Problem to solve —
Report every line in the listing that contains the string "alpha".

Recorded data:
_____
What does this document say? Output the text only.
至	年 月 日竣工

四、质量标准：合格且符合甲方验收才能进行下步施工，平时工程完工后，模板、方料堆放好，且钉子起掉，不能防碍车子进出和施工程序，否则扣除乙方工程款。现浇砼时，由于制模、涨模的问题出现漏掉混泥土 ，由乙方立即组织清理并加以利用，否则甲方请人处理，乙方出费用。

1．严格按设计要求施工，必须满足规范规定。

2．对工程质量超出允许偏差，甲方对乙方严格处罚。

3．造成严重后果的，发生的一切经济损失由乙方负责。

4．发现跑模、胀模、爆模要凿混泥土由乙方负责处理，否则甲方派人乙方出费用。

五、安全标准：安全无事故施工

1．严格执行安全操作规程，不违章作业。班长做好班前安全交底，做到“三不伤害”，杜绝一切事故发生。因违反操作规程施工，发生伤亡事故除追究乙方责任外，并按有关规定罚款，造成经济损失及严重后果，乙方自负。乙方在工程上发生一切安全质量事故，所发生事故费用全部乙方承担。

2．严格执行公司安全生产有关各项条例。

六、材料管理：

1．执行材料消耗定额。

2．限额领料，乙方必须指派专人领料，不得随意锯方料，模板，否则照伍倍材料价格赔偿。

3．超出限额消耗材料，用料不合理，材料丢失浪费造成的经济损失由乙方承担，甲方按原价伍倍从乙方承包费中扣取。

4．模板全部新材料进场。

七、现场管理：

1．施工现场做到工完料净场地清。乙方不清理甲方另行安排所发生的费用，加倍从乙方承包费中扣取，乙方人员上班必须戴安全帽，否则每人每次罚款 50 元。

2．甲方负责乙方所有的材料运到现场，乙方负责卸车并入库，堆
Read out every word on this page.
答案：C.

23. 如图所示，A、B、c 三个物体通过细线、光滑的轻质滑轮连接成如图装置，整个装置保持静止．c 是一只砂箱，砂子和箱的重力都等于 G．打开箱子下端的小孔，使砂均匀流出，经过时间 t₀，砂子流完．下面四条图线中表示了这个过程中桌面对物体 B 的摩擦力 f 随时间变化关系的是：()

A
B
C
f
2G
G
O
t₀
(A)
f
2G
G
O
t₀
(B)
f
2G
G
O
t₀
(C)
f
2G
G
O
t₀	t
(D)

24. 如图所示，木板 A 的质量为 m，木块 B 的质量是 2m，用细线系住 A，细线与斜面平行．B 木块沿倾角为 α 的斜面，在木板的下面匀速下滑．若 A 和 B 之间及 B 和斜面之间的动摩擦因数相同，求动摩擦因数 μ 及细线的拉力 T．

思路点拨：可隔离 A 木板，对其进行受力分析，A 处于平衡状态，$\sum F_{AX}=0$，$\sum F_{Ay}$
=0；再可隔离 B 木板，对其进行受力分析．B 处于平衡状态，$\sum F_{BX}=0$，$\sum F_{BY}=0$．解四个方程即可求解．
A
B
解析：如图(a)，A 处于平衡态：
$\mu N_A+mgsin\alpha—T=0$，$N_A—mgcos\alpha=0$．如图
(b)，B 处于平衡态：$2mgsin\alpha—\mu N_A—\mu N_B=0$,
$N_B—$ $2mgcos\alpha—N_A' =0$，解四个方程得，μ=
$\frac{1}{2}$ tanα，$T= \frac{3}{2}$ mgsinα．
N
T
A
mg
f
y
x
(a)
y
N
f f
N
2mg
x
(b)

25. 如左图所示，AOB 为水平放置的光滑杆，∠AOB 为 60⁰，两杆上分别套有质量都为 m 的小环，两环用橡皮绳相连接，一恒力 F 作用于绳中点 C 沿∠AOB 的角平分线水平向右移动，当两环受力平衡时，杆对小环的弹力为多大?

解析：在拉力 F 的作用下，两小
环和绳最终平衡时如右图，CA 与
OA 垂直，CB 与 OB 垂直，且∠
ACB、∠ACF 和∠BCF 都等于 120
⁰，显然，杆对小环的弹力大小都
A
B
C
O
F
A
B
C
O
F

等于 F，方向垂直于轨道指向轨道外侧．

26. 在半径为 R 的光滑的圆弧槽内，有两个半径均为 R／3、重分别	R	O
_____
Answer to the task —
$\mu N_A+mgsin\alpha—T=0$，$N_A—mgcos\alpha=0$．如图
(b)，B 处于平衡态：$2mgsin\alpha—\mu N_A—\mu N_B=0$,
$N_B—$ $2mgcos\alpha—N_A' =0$，解四个方程得，μ=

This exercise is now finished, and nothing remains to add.